__To do__
Write out the records beneath this line exactly as they appear, minus any images.

————————

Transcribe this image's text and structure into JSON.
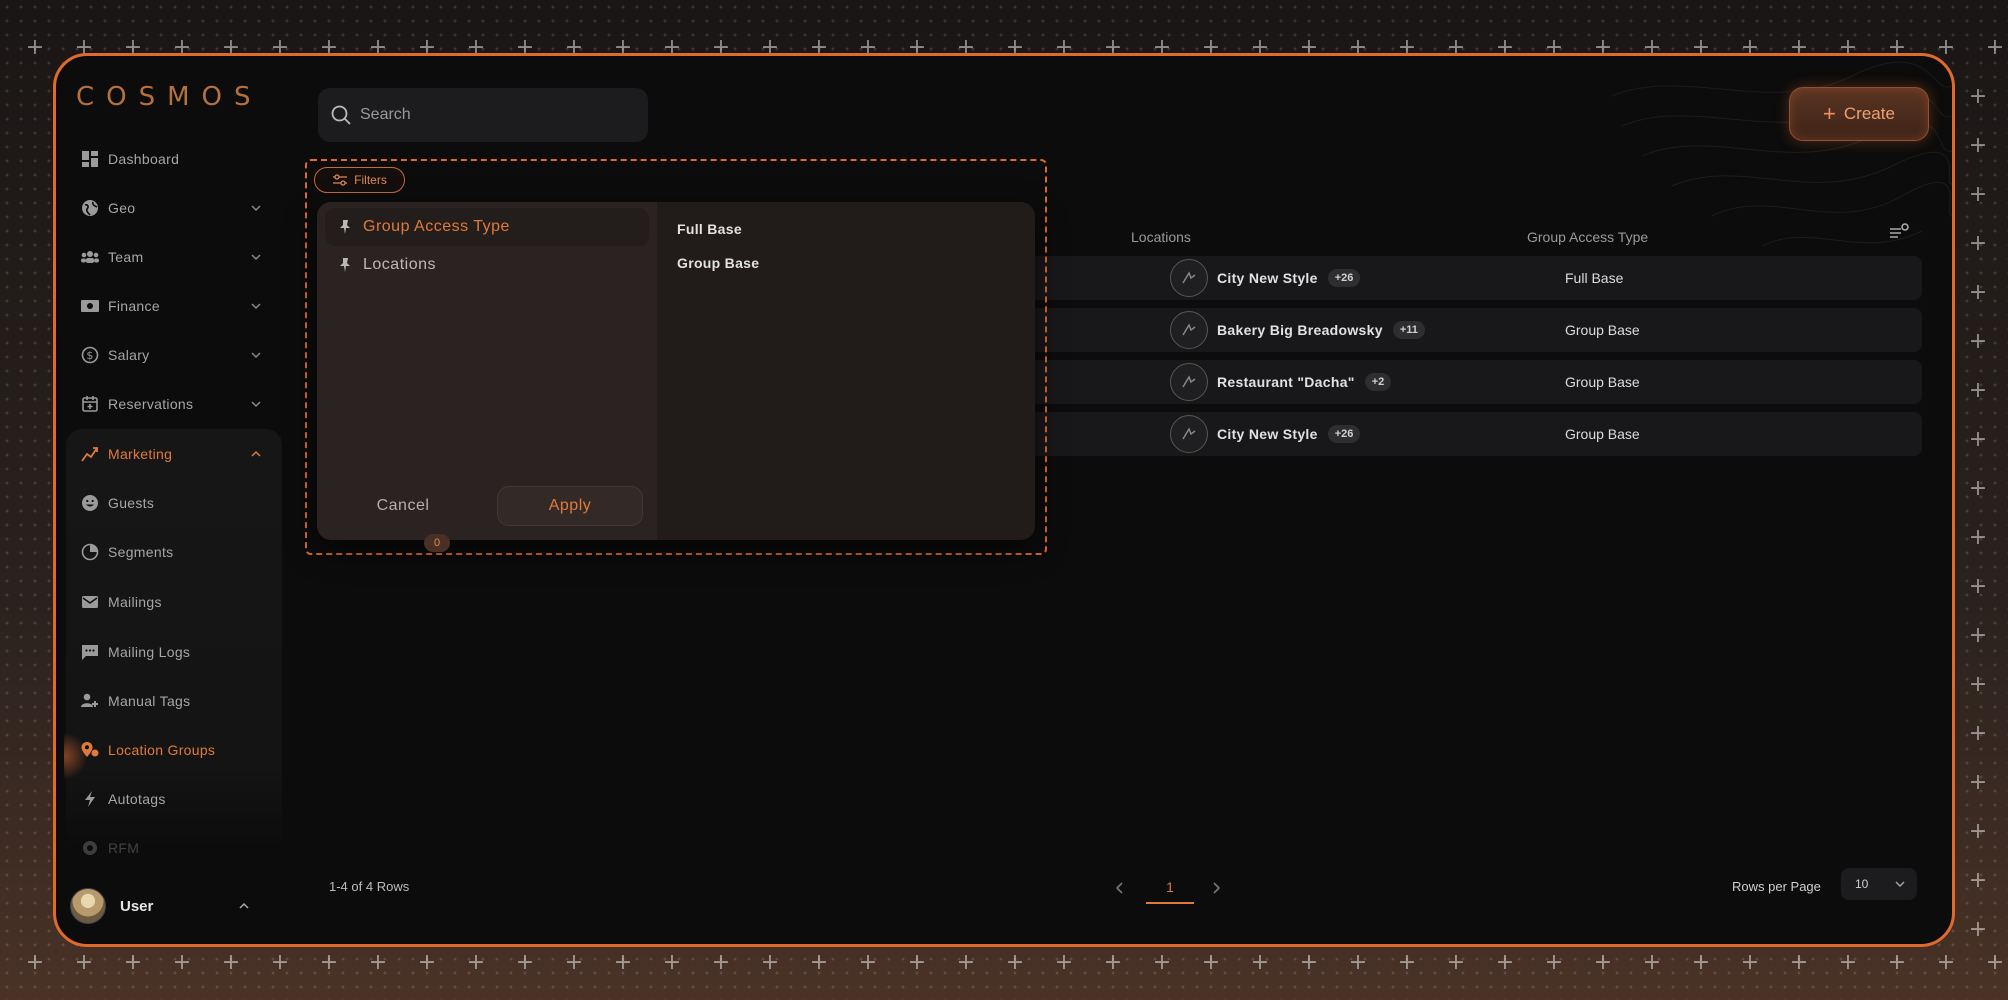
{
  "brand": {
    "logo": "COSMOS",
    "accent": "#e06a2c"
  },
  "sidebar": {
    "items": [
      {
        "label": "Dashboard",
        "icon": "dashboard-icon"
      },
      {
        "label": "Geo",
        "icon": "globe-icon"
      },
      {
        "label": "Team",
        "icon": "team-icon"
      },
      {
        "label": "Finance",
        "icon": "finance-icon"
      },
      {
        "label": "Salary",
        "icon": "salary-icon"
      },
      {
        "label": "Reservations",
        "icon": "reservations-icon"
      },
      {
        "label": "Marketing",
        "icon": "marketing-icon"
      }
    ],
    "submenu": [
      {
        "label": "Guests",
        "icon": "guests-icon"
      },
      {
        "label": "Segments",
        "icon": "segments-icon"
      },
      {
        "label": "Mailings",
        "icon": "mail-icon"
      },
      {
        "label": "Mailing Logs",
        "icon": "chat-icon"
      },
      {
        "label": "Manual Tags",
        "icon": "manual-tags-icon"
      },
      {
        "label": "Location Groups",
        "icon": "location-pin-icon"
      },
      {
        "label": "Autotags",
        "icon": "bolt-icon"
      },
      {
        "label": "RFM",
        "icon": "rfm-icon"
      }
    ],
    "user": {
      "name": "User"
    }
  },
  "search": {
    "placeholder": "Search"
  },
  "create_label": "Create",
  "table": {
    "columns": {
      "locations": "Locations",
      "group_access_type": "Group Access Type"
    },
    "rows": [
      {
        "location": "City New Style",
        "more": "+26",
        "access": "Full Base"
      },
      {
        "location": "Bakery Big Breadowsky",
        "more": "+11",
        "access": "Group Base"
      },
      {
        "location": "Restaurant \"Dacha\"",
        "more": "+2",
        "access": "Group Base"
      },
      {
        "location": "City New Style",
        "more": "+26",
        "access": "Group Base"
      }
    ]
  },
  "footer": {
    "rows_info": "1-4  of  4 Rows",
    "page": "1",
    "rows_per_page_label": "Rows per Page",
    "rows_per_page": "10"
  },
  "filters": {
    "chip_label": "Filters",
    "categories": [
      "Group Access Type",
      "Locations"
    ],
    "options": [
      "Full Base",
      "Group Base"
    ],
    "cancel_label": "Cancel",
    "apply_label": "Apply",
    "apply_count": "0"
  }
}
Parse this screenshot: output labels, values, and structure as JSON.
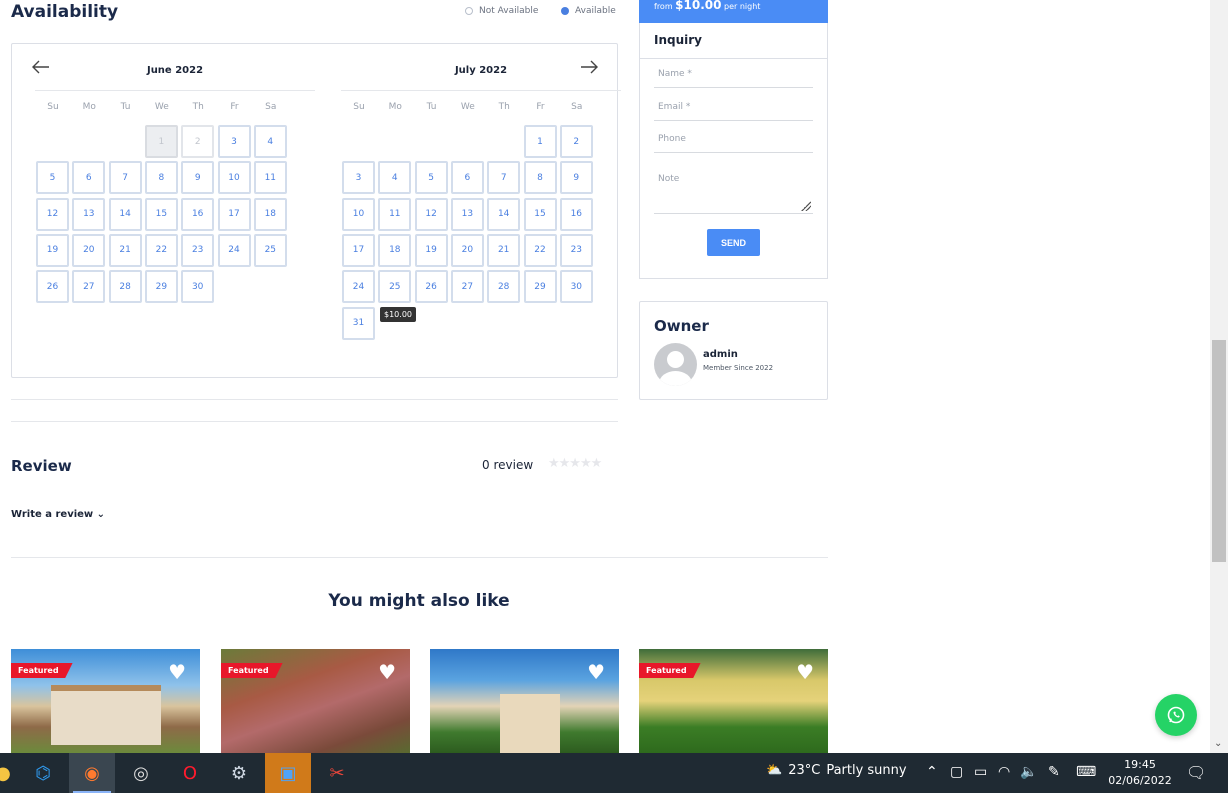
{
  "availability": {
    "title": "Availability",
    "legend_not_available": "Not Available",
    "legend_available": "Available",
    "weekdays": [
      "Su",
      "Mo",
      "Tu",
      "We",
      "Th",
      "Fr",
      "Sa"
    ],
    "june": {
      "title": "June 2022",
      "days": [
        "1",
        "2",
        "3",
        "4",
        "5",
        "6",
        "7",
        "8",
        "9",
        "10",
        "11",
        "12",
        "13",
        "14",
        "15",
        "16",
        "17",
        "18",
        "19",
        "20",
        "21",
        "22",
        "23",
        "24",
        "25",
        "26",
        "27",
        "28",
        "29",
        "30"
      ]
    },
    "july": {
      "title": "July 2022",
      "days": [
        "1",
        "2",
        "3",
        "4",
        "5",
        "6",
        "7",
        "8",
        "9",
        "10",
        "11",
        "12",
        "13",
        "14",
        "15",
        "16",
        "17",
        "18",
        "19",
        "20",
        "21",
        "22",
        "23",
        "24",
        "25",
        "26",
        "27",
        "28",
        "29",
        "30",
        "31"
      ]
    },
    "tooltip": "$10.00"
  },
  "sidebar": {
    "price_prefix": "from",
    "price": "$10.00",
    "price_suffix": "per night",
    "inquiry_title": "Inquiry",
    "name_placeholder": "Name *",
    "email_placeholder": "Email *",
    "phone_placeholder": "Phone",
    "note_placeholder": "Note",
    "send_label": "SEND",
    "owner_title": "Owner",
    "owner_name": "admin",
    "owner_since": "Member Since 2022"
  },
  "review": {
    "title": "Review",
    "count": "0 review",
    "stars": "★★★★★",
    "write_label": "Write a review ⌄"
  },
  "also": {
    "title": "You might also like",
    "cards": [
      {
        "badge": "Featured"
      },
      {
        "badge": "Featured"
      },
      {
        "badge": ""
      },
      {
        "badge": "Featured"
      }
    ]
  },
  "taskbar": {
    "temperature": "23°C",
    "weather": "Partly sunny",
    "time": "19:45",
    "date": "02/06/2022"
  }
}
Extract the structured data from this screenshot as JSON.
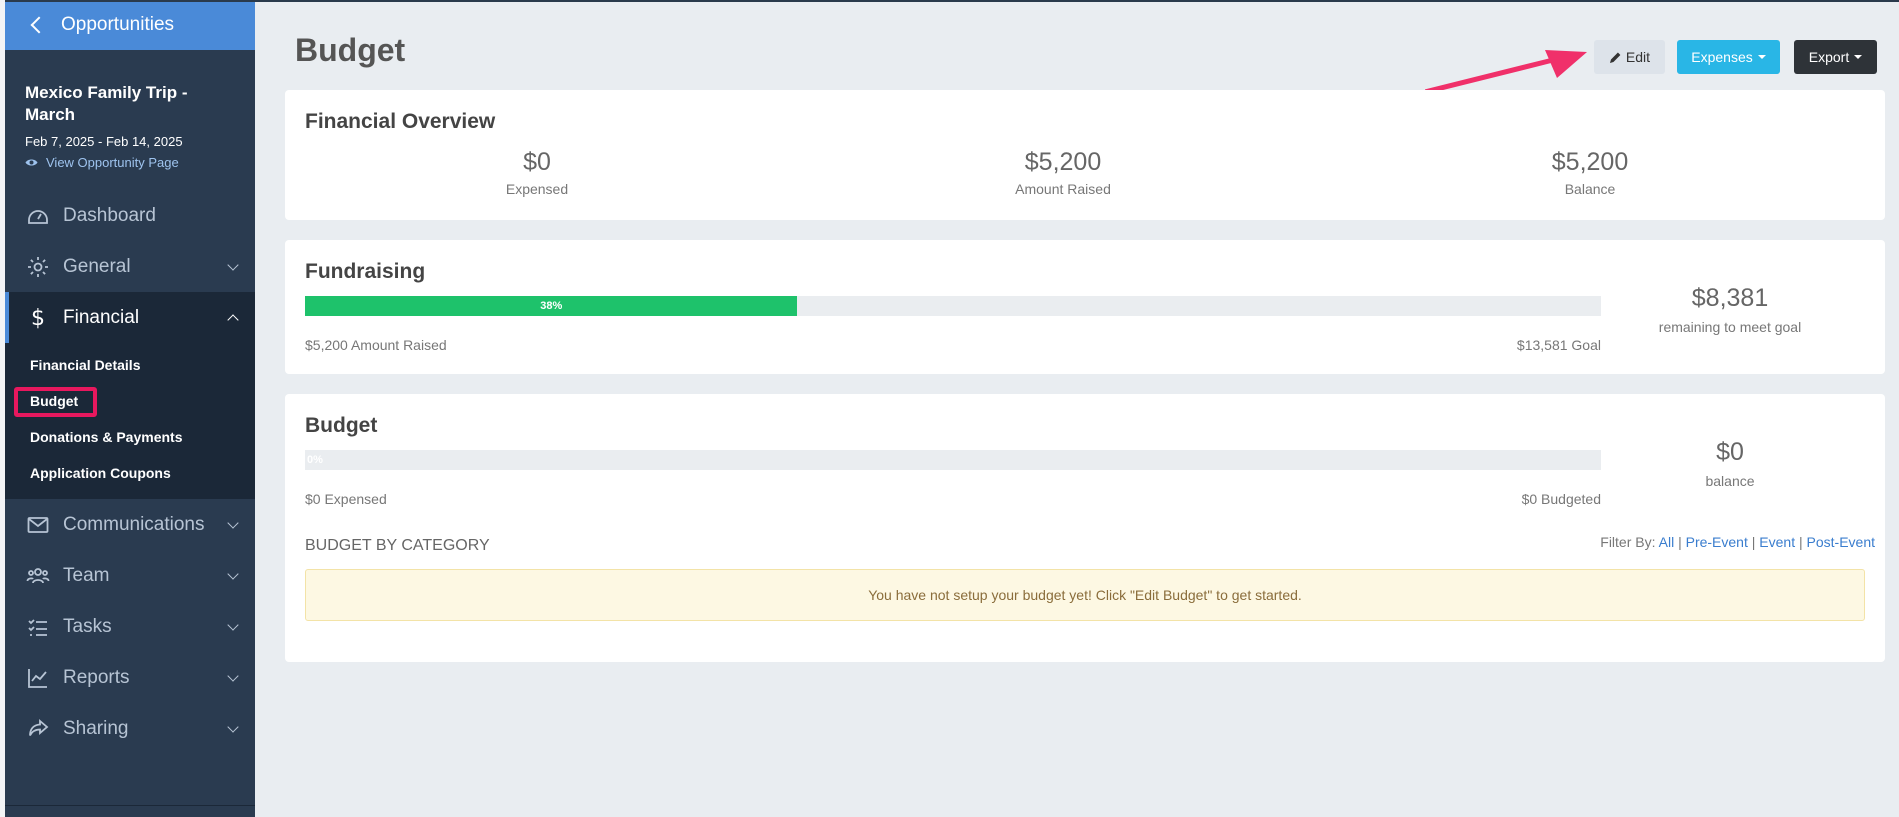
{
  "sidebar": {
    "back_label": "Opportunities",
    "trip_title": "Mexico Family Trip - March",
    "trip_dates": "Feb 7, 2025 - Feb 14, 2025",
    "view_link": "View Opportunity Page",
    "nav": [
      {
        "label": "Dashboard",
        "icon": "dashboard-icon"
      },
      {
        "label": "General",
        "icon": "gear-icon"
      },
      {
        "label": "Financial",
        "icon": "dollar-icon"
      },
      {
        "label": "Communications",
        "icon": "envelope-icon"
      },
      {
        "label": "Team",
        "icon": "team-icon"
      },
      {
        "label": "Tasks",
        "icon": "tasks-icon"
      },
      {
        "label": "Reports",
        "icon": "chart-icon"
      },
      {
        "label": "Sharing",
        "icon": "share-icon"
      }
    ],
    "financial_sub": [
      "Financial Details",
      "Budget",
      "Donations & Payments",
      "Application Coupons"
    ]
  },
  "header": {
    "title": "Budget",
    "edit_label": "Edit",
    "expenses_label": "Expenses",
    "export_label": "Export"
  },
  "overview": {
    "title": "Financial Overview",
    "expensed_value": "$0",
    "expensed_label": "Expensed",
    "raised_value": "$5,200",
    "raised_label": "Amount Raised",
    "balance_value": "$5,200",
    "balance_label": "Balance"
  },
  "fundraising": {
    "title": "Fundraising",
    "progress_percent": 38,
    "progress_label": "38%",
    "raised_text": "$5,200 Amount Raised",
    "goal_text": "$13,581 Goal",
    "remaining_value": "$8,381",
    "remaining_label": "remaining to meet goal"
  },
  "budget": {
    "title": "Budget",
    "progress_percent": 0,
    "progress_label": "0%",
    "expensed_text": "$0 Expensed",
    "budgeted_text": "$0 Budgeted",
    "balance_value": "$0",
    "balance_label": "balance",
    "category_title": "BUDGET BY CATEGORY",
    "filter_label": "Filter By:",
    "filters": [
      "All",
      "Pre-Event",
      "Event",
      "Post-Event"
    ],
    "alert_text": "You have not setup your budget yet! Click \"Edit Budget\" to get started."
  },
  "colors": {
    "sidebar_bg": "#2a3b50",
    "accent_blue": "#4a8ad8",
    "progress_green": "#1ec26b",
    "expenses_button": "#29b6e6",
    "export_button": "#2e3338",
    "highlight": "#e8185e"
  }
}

————————

__Output for this exercise__
Transcribe this image's text and structure into JSON.
{
  "brand": {
    "logo": "COSMOS",
    "accent": "#e06a2c"
  },
  "sidebar": {
    "items": [
      {
        "label": "Dashboard",
        "icon": "dashboard-icon"
      },
      {
        "label": "Geo",
        "icon": "globe-icon"
      },
      {
        "label": "Team",
        "icon": "team-icon"
      },
      {
        "label": "Finance",
        "icon": "finance-icon"
      },
      {
        "label": "Salary",
        "icon": "salary-icon"
      },
      {
        "label": "Reservations",
        "icon": "reservations-icon"
      },
      {
        "label": "Marketing",
        "icon": "marketing-icon"
      }
    ],
    "submenu": [
      {
        "label": "Guests",
        "icon": "guests-icon"
      },
      {
        "label": "Segments",
        "icon": "segments-icon"
      },
      {
        "label": "Mailings",
        "icon": "mail-icon"
      },
      {
        "label": "Mailing Logs",
        "icon": "chat-icon"
      },
      {
        "label": "Manual Tags",
        "icon": "manual-tags-icon"
      },
      {
        "label": "Location Groups",
        "icon": "location-pin-icon"
      },
      {
        "label": "Autotags",
        "icon": "bolt-icon"
      },
      {
        "label": "RFM",
        "icon": "rfm-icon"
      }
    ],
    "user": {
      "name": "User"
    }
  },
  "search": {
    "placeholder": "Search"
  },
  "create_label": "Create",
  "table": {
    "columns": {
      "locations": "Locations",
      "group_access_type": "Group Access Type"
    },
    "rows": [
      {
        "location": "City New Style",
        "more": "+26",
        "access": "Full Base"
      },
      {
        "location": "Bakery Big Breadowsky",
        "more": "+11",
        "access": "Group Base"
      },
      {
        "location": "Restaurant \"Dacha\"",
        "more": "+2",
        "access": "Group Base"
      },
      {
        "location": "City New Style",
        "more": "+26",
        "access": "Group Base"
      }
    ]
  },
  "footer": {
    "rows_info": "1-4  of  4 Rows",
    "page": "1",
    "rows_per_page_label": "Rows per Page",
    "rows_per_page": "10"
  },
  "filters": {
    "chip_label": "Filters",
    "categories": [
      "Group Access Type",
      "Locations"
    ],
    "options": [
      "Full Base",
      "Group Base"
    ],
    "cancel_label": "Cancel",
    "apply_label": "Apply",
    "apply_count": "0"
  }
}
Parse this screenshot: output labels, values, and structure as JSON.
{
  "availability": {
    "title": "Availability",
    "legend_not_available": "Not Available",
    "legend_available": "Available",
    "weekdays": [
      "Su",
      "Mo",
      "Tu",
      "We",
      "Th",
      "Fr",
      "Sa"
    ],
    "june": {
      "title": "June 2022",
      "days": [
        "1",
        "2",
        "3",
        "4",
        "5",
        "6",
        "7",
        "8",
        "9",
        "10",
        "11",
        "12",
        "13",
        "14",
        "15",
        "16",
        "17",
        "18",
        "19",
        "20",
        "21",
        "22",
        "23",
        "24",
        "25",
        "26",
        "27",
        "28",
        "29",
        "30"
      ]
    },
    "july": {
      "title": "July 2022",
      "days": [
        "1",
        "2",
        "3",
        "4",
        "5",
        "6",
        "7",
        "8",
        "9",
        "10",
        "11",
        "12",
        "13",
        "14",
        "15",
        "16",
        "17",
        "18",
        "19",
        "20",
        "21",
        "22",
        "23",
        "24",
        "25",
        "26",
        "27",
        "28",
        "29",
        "30",
        "31"
      ]
    },
    "tooltip": "$10.00"
  },
  "sidebar": {
    "price_prefix": "from",
    "price": "$10.00",
    "price_suffix": "per night",
    "inquiry_title": "Inquiry",
    "name_placeholder": "Name *",
    "email_placeholder": "Email *",
    "phone_placeholder": "Phone",
    "note_placeholder": "Note",
    "send_label": "SEND",
    "owner_title": "Owner",
    "owner_name": "admin",
    "owner_since": "Member Since 2022"
  },
  "review": {
    "title": "Review",
    "count": "0 review",
    "stars": "★★★★★",
    "write_label": "Write a review ⌄"
  },
  "also": {
    "title": "You might also like",
    "cards": [
      {
        "badge": "Featured"
      },
      {
        "badge": "Featured"
      },
      {
        "badge": ""
      },
      {
        "badge": "Featured"
      }
    ]
  },
  "taskbar": {
    "temperature": "23°C",
    "weather": "Partly sunny",
    "time": "19:45",
    "date": "02/06/2022"
  }
}
Extract the structured data from this screenshot as JSON.
{
  "sidebar": {
    "back_label": "Opportunities",
    "trip_title": "Mexico Family Trip - March",
    "trip_dates": "Feb 7, 2025 - Feb 14, 2025",
    "view_link": "View Opportunity Page",
    "nav": [
      {
        "label": "Dashboard",
        "icon": "dashboard-icon"
      },
      {
        "label": "General",
        "icon": "gear-icon"
      },
      {
        "label": "Financial",
        "icon": "dollar-icon"
      },
      {
        "label": "Communications",
        "icon": "envelope-icon"
      },
      {
        "label": "Team",
        "icon": "team-icon"
      },
      {
        "label": "Tasks",
        "icon": "tasks-icon"
      },
      {
        "label": "Reports",
        "icon": "chart-icon"
      },
      {
        "label": "Sharing",
        "icon": "share-icon"
      }
    ],
    "financial_sub": [
      "Financial Details",
      "Budget",
      "Donations & Payments",
      "Application Coupons"
    ]
  },
  "header": {
    "title": "Budget",
    "edit_label": "Edit",
    "expenses_label": "Expenses",
    "export_label": "Export"
  },
  "overview": {
    "title": "Financial Overview",
    "expensed_value": "$0",
    "expensed_label": "Expensed",
    "raised_value": "$5,200",
    "raised_label": "Amount Raised",
    "balance_value": "$5,200",
    "balance_label": "Balance"
  },
  "fundraising": {
    "title": "Fundraising",
    "progress_percent": 38,
    "progress_label": "38%",
    "raised_text": "$5,200 Amount Raised",
    "goal_text": "$13,581 Goal",
    "remaining_value": "$8,381",
    "remaining_label": "remaining to meet goal"
  },
  "budget": {
    "title": "Budget",
    "progress_percent": 0,
    "progress_label": "0%",
    "expensed_text": "$0 Expensed",
    "budgeted_text": "$0 Budgeted",
    "balance_value": "$0",
    "balance_label": "balance",
    "category_title": "BUDGET BY CATEGORY",
    "filter_label": "Filter By:",
    "filters": [
      "All",
      "Pre-Event",
      "Event",
      "Post-Event"
    ],
    "alert_text": "You have not setup your budget yet! Click \"Edit Budget\" to get started."
  },
  "colors": {
    "sidebar_bg": "#2a3b50",
    "accent_blue": "#4a8ad8",
    "progress_green": "#1ec26b",
    "expenses_button": "#29b6e6",
    "export_button": "#2e3338",
    "highlight": "#e8185e"
  }
}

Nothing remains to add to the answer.